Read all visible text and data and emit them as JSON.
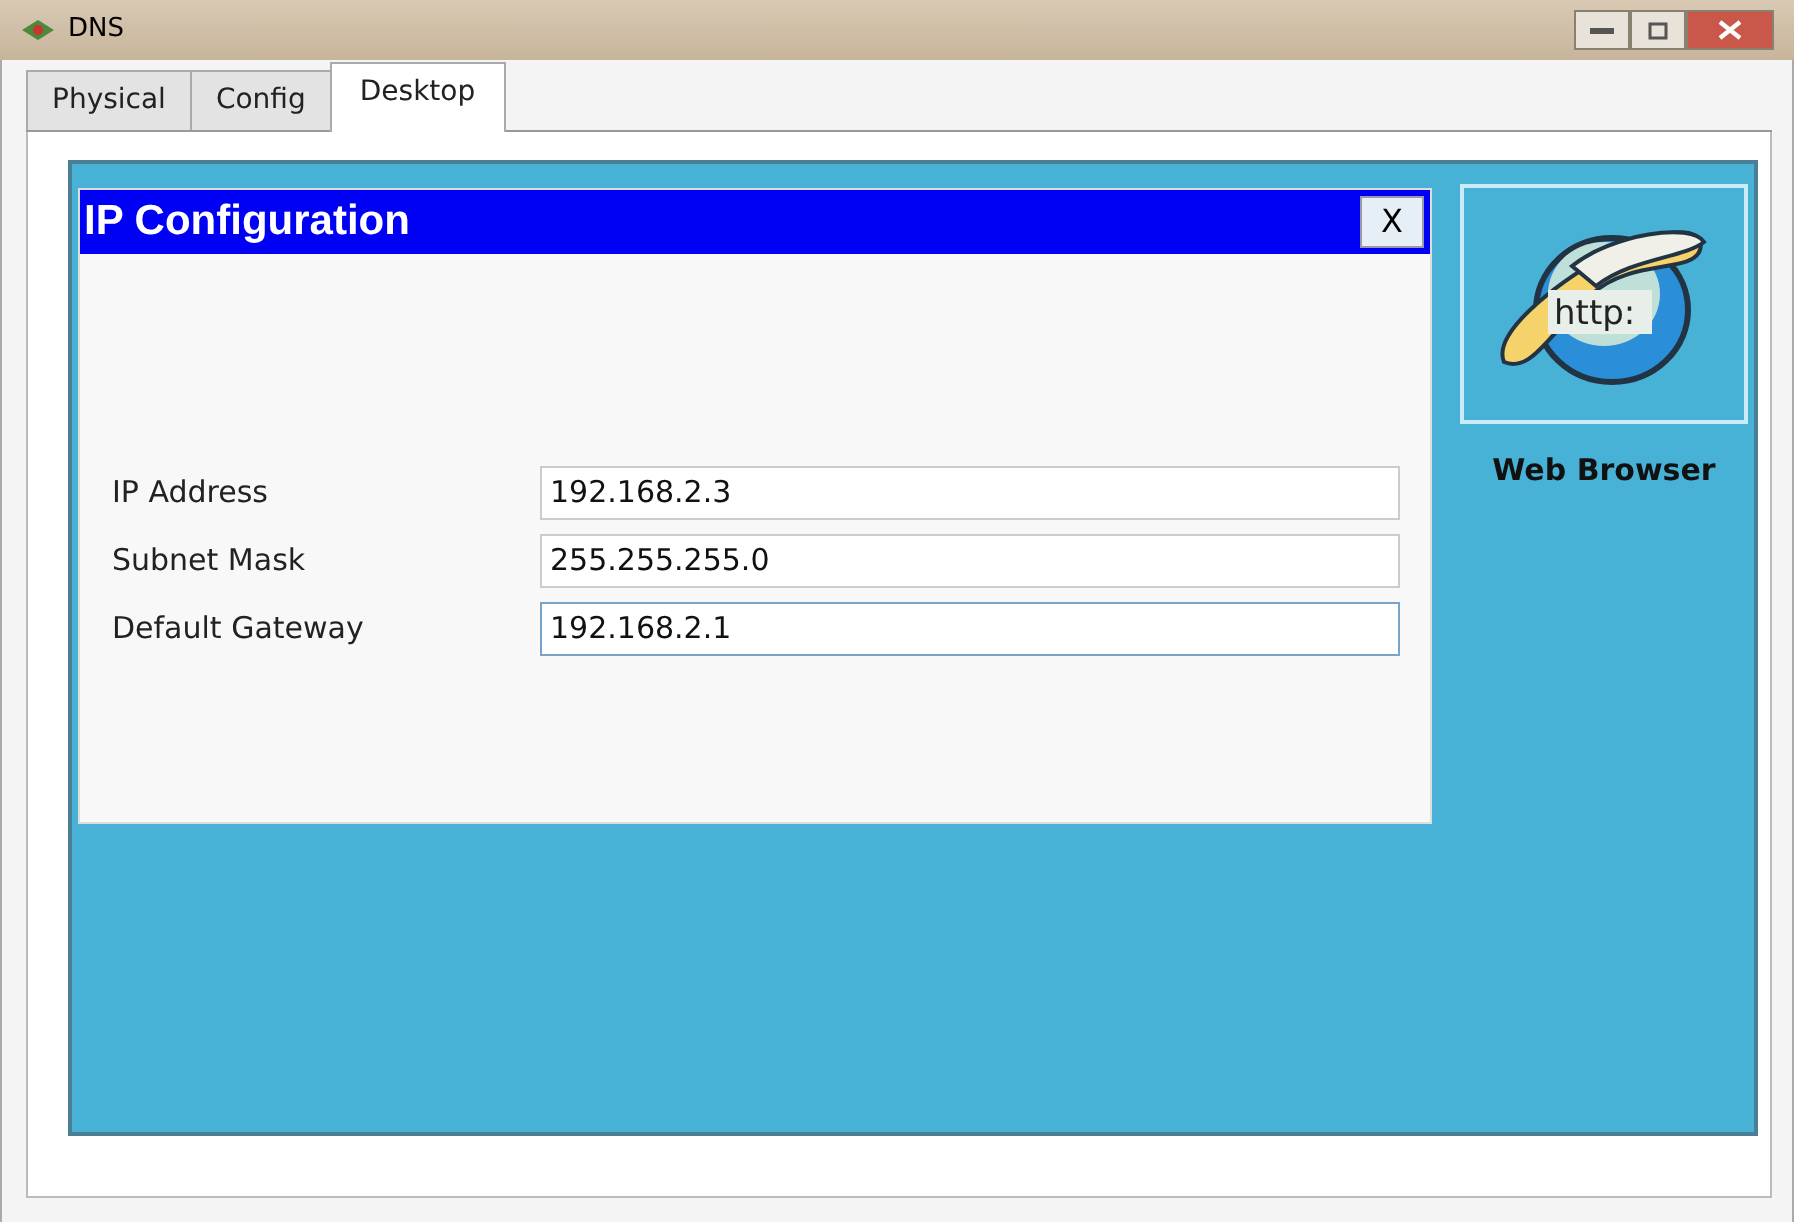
{
  "window": {
    "title": "DNS"
  },
  "tabs": [
    {
      "label": "Physical",
      "selected": false
    },
    {
      "label": "Config",
      "selected": false
    },
    {
      "label": "Desktop",
      "selected": true
    }
  ],
  "dialog": {
    "title": "IP Configuration",
    "close": "X",
    "fields": [
      {
        "label": "IP Address",
        "value": "192.168.2.3",
        "focused": false
      },
      {
        "label": "Subnet Mask",
        "value": "255.255.255.0",
        "focused": false
      },
      {
        "label": "Default Gateway",
        "value": "192.168.2.1",
        "focused": true
      }
    ]
  },
  "desktop_apps": [
    {
      "label": "Web Browser",
      "icon_text": "http:"
    }
  ]
}
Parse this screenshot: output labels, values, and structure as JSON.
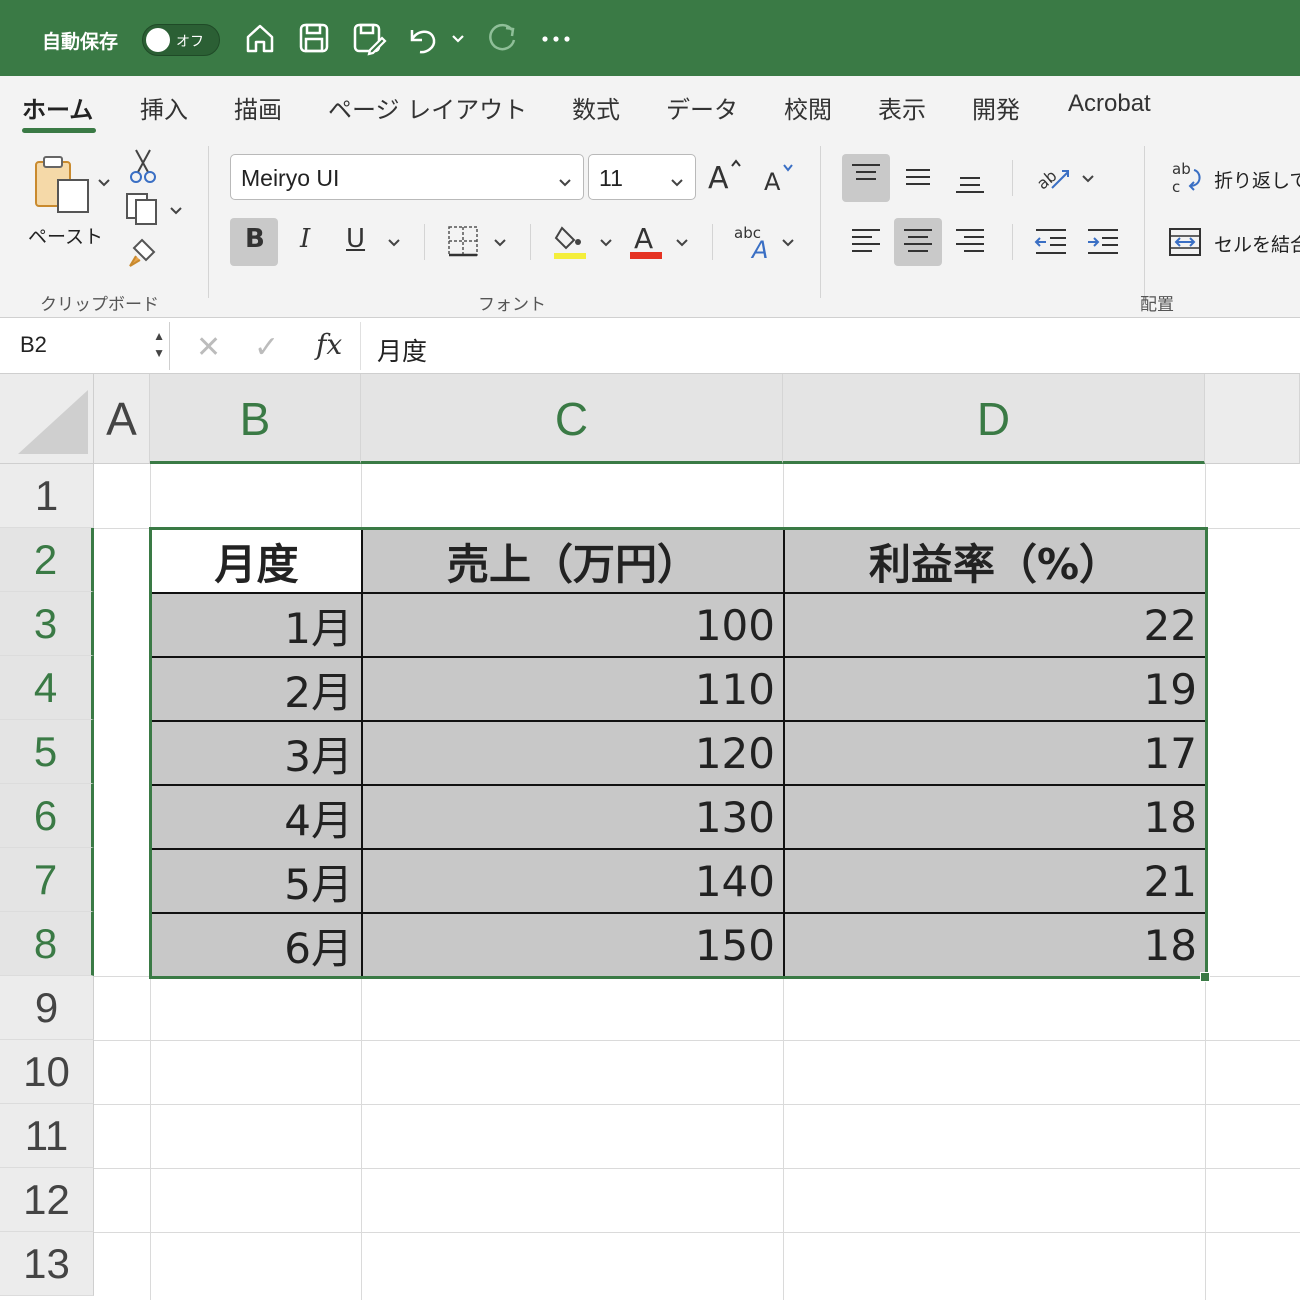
{
  "titlebar": {
    "autosave_label": "自動保存",
    "toggle_label": "オフ"
  },
  "tabs": [
    "ホーム",
    "挿入",
    "描画",
    "ページ レイアウト",
    "数式",
    "データ",
    "校閲",
    "表示",
    "開発",
    "Acrobat"
  ],
  "ribbon": {
    "paste_label": "ペースト",
    "clipboard_group": "クリップボード",
    "font_group": "フォント",
    "alignment_group": "配置",
    "font_name": "Meiryo UI",
    "font_size": "11",
    "bold_label": "B",
    "italic_label": "I",
    "underline_label": "U",
    "wrap_text_label": "折り返して",
    "merge_label": "セルを結合"
  },
  "formula_bar": {
    "name_box": "B2",
    "formula": "月度"
  },
  "sheet": {
    "columns": [
      "A",
      "B",
      "C",
      "D"
    ],
    "rows": [
      "1",
      "2",
      "3",
      "4",
      "5",
      "6",
      "7",
      "8",
      "9",
      "10",
      "11",
      "12",
      "13"
    ],
    "table": {
      "headers": [
        "月度",
        "売上（万円）",
        "利益率（%）"
      ],
      "rows": [
        [
          "1月",
          "100",
          "22"
        ],
        [
          "2月",
          "110",
          "19"
        ],
        [
          "3月",
          "120",
          "17"
        ],
        [
          "4月",
          "130",
          "18"
        ],
        [
          "5月",
          "140",
          "21"
        ],
        [
          "6月",
          "150",
          "18"
        ]
      ]
    }
  },
  "colors": {
    "accent": "#3a7a45",
    "cell_fill": "#c8c8c8"
  }
}
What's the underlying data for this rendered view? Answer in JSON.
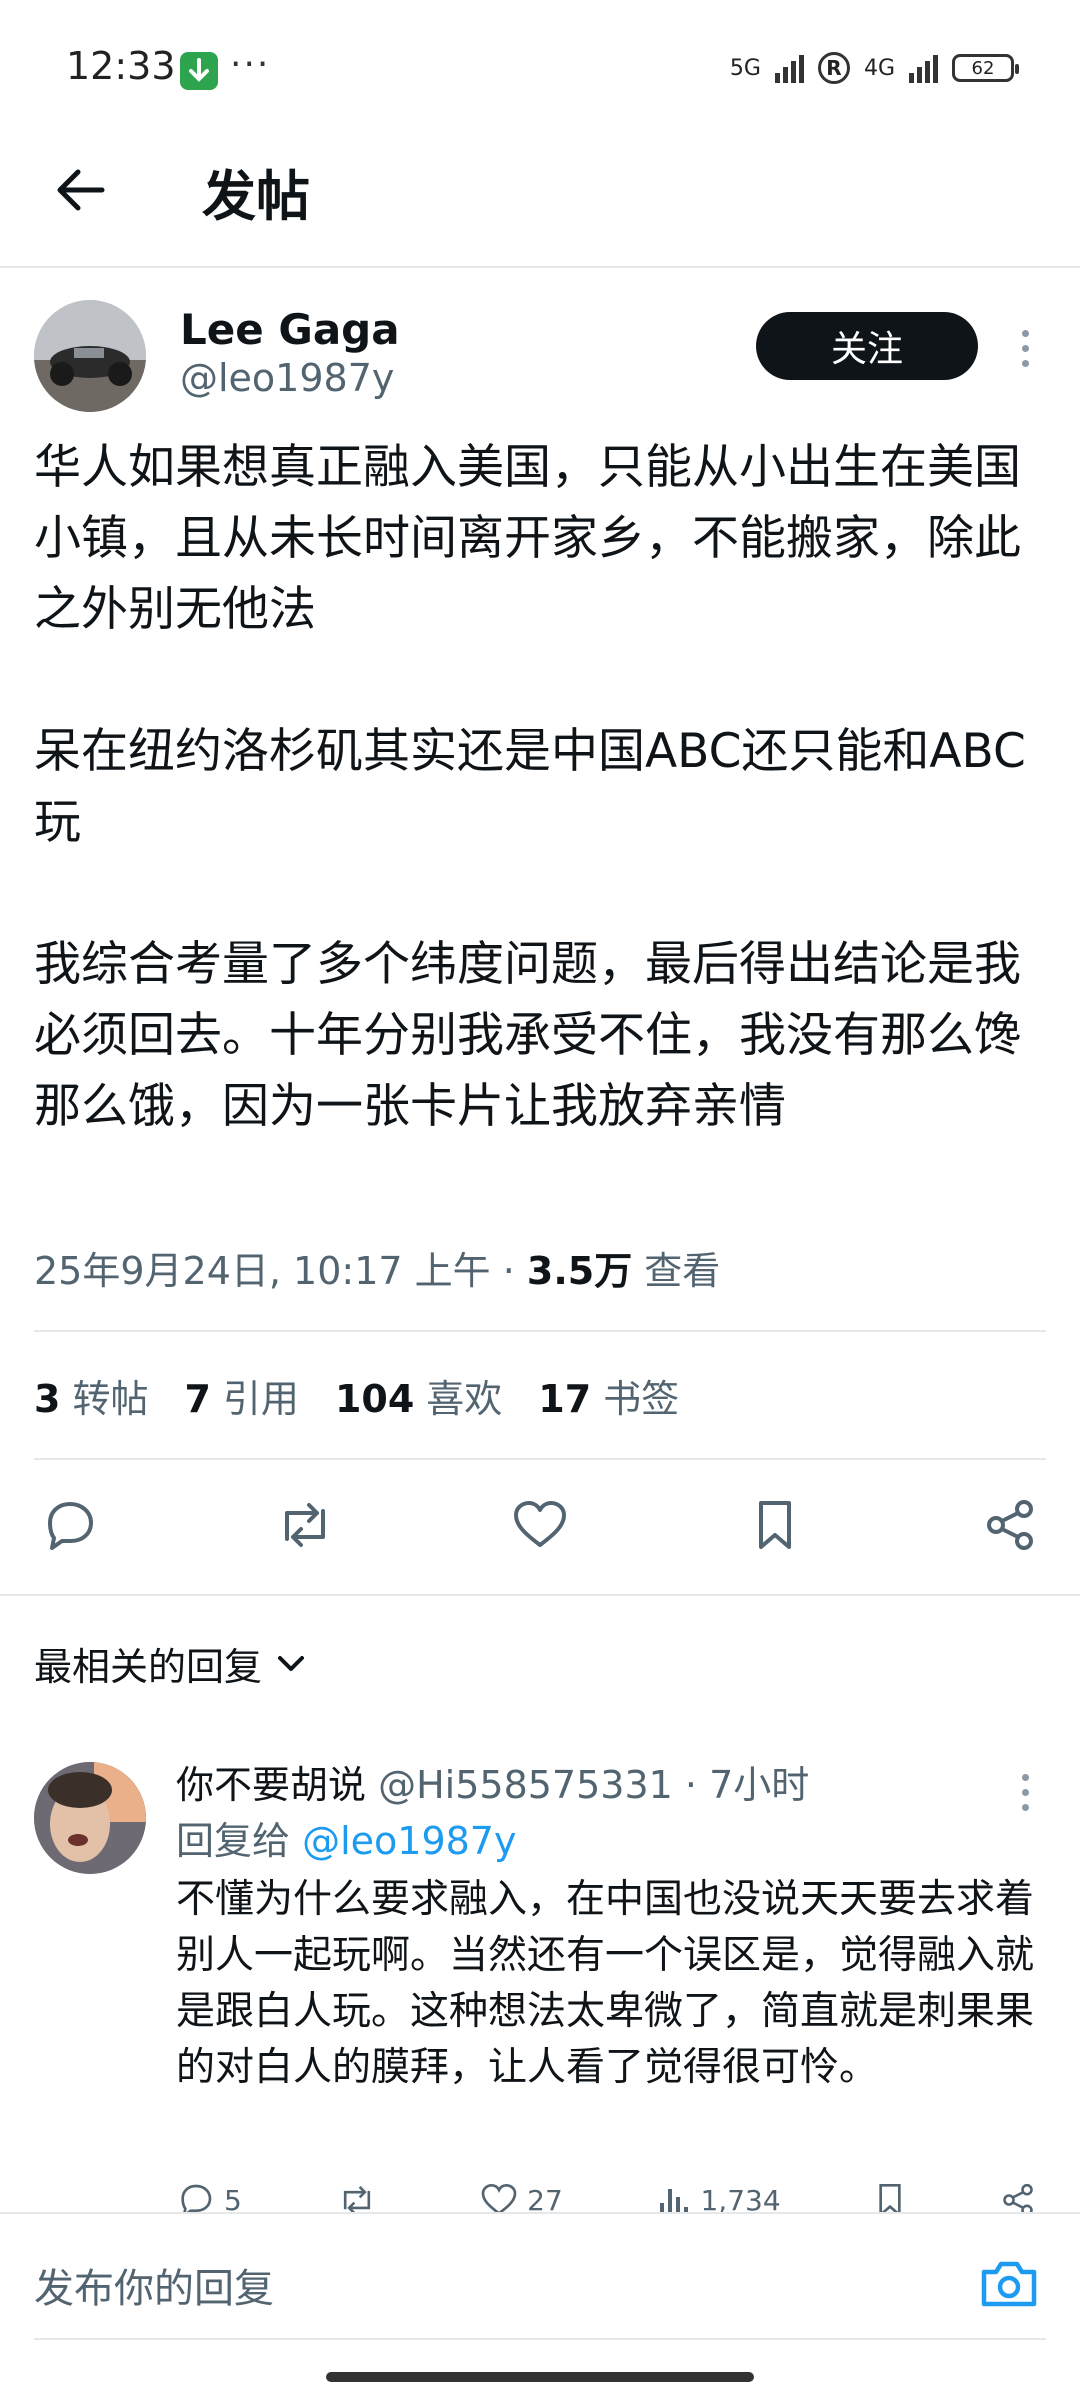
{
  "status_bar": {
    "time": "12:33",
    "dots": "···",
    "network1": "5G",
    "network2": "4G",
    "registered": "R",
    "battery": "62"
  },
  "header": {
    "title": "发帖"
  },
  "post": {
    "author_name": "Lee Gaga",
    "author_handle": "@leo1987y",
    "follow_label": "关注",
    "text": "华人如果想真正融入美国，只能从小出生在美国小镇，且从未长时间离开家乡，不能搬家，除此之外别无他法\n\n呆在纽约洛杉矶其实还是中国ABC还只能和ABC玩\n\n我综合考量了多个纬度问题，最后得出结论是我必须回去。十年分别我承受不住，我没有那么馋那么饿，因为一张卡片让我放弃亲情",
    "timestamp": "25年9月24日, 10:17 上午 · ",
    "views_count": "3.5万",
    "views_label": " 查看",
    "stats": {
      "reposts_count": "3",
      "reposts_label": "转帖",
      "quotes_count": "7",
      "quotes_label": "引用",
      "likes_count": "104",
      "likes_label": "喜欢",
      "bookmarks_count": "17",
      "bookmarks_label": "书签"
    }
  },
  "replies_section": {
    "sort_label": "最相关的回复"
  },
  "reply": {
    "name": "你不要胡说",
    "handle": " @Hi558575331",
    "time": " · 7小时",
    "reply_to_label": "回复给 ",
    "reply_to_handle": "@leo1987y",
    "text": "不懂为什么要求融入，在中国也没说天天要去求着别人一起玩啊。当然还有一个误区是，觉得融入就是跟白人玩。这种想法太卑微了，简直就是刺果果的对白人的膜拜，让人看了觉得很可怜。",
    "replies": "5",
    "reposts": "",
    "likes": "27",
    "views": "1,734"
  },
  "compose": {
    "placeholder": "发布你的回复"
  },
  "colors": {
    "accent": "#1d9bf0",
    "text": "#0f1419",
    "secondary": "#536471",
    "divider": "#e6e8ea"
  }
}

▸ What you will do
Only the lines from the one holding "What's the underlying" through the last line of the records should be output, please, exactly and without any pictures.

▸ Solution to the problem
What's the underlying data for this rendered view? Answer in JSON.
{
  "status_bar": {
    "time": "12:33",
    "dots": "···",
    "network1": "5G",
    "network2": "4G",
    "registered": "R",
    "battery": "62"
  },
  "header": {
    "title": "发帖"
  },
  "post": {
    "author_name": "Lee Gaga",
    "author_handle": "@leo1987y",
    "follow_label": "关注",
    "text": "华人如果想真正融入美国，只能从小出生在美国小镇，且从未长时间离开家乡，不能搬家，除此之外别无他法\n\n呆在纽约洛杉矶其实还是中国ABC还只能和ABC玩\n\n我综合考量了多个纬度问题，最后得出结论是我必须回去。十年分别我承受不住，我没有那么馋那么饿，因为一张卡片让我放弃亲情",
    "timestamp": "25年9月24日, 10:17 上午 · ",
    "views_count": "3.5万",
    "views_label": " 查看",
    "stats": {
      "reposts_count": "3",
      "reposts_label": "转帖",
      "quotes_count": "7",
      "quotes_label": "引用",
      "likes_count": "104",
      "likes_label": "喜欢",
      "bookmarks_count": "17",
      "bookmarks_label": "书签"
    }
  },
  "replies_section": {
    "sort_label": "最相关的回复"
  },
  "reply": {
    "name": "你不要胡说",
    "handle": " @Hi558575331",
    "time": " · 7小时",
    "reply_to_label": "回复给 ",
    "reply_to_handle": "@leo1987y",
    "text": "不懂为什么要求融入，在中国也没说天天要去求着别人一起玩啊。当然还有一个误区是，觉得融入就是跟白人玩。这种想法太卑微了，简直就是刺果果的对白人的膜拜，让人看了觉得很可怜。",
    "replies": "5",
    "reposts": "",
    "likes": "27",
    "views": "1,734"
  },
  "compose": {
    "placeholder": "发布你的回复"
  },
  "colors": {
    "accent": "#1d9bf0",
    "text": "#0f1419",
    "secondary": "#536471",
    "divider": "#e6e8ea"
  }
}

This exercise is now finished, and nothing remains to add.